Go through the records below line by line, counting those that contain the word "Thüringer"; answer with the count only.

§ **RECORDS FOR PROCESSING**:

--- Begin ---

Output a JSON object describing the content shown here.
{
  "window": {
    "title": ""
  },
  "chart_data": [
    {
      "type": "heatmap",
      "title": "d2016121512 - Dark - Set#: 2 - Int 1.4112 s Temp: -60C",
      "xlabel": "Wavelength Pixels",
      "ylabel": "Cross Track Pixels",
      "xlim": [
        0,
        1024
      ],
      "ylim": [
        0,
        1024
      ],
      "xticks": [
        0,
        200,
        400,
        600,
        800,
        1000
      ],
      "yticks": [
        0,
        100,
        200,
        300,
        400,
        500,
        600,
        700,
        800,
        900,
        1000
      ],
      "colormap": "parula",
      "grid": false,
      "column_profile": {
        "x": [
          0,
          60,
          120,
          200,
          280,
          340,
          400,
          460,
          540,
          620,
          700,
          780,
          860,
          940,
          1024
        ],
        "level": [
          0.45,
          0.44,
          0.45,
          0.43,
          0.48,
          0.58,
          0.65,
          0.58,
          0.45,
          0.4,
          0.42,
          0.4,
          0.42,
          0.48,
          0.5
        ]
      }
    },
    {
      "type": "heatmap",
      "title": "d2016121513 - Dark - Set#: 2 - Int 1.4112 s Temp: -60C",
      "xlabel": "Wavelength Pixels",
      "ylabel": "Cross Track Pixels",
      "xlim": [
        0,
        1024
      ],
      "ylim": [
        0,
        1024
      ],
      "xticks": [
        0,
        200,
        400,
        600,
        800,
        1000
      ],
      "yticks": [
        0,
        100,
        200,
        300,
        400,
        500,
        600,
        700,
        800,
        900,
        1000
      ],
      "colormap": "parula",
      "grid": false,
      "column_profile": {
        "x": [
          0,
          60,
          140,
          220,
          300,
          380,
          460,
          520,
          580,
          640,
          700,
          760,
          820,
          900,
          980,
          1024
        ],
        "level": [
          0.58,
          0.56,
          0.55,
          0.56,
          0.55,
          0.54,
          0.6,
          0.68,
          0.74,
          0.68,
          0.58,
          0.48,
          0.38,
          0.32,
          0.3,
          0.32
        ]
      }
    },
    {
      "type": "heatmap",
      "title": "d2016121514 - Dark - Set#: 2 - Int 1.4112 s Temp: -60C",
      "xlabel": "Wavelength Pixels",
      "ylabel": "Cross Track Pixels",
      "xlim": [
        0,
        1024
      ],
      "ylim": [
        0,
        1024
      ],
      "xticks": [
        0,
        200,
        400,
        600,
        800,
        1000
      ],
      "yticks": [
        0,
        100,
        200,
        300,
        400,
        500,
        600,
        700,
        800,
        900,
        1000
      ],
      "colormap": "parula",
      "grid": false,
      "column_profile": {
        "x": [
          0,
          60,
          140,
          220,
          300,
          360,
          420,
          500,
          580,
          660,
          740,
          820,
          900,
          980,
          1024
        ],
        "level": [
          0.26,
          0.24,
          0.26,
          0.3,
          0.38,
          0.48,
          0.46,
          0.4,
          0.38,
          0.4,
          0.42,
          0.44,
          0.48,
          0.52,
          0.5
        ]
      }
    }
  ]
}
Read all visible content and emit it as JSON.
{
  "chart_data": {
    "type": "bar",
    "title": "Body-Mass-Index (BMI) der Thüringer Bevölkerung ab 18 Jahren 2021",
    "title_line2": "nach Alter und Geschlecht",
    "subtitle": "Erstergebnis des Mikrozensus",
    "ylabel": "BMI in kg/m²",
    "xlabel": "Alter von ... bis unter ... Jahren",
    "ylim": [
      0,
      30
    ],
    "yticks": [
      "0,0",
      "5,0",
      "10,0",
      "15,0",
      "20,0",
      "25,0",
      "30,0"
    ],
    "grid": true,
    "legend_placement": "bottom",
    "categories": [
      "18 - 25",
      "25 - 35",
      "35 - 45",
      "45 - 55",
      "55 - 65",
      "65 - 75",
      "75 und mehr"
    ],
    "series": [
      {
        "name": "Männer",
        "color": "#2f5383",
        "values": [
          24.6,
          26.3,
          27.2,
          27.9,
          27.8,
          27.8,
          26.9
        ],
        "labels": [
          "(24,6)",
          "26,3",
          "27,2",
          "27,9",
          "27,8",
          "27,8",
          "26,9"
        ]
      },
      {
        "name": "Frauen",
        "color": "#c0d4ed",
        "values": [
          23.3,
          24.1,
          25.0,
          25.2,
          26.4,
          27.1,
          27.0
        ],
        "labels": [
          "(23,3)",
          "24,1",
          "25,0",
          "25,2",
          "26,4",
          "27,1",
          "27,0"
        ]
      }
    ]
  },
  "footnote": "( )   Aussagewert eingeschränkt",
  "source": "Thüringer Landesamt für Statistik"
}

--- End ---

§ **TASK SOLUTION**: 2